- [TASK DESCRIPTION]: Wherever the word "were" appears in the entries, copy the whole line.

Saved data entries

=====

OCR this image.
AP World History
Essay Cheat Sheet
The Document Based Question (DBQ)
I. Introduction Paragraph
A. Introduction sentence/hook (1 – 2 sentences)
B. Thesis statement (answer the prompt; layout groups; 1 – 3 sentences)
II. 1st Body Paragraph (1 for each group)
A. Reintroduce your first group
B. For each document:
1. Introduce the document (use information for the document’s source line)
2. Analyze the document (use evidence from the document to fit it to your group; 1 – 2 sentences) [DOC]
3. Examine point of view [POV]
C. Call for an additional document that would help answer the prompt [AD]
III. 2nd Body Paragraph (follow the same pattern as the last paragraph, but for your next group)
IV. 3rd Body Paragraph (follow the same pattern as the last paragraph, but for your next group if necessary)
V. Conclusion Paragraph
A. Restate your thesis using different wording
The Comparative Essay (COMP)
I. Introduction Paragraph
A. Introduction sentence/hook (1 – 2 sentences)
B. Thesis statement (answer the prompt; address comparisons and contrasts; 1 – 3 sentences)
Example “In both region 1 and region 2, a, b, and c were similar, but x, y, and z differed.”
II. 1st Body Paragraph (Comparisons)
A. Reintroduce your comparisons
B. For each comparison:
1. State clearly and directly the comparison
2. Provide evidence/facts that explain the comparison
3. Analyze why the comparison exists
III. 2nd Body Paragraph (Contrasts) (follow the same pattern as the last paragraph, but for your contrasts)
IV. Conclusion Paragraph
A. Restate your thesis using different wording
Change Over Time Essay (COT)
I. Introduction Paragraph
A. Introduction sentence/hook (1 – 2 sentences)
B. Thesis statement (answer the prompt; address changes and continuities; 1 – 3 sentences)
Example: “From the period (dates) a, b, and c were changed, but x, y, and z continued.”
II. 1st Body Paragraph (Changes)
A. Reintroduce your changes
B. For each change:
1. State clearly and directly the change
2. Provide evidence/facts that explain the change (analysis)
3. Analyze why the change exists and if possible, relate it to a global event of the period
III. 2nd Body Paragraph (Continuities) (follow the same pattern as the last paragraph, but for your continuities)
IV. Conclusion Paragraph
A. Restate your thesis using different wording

=====

- [RESULT OF THE TASK]:
Example “In both region 1 and region 2, a, b, and c were similar, but x, y, and z differed.”
Example: “From the period (dates) a, b, and c were changed, but x, y, and z continued.”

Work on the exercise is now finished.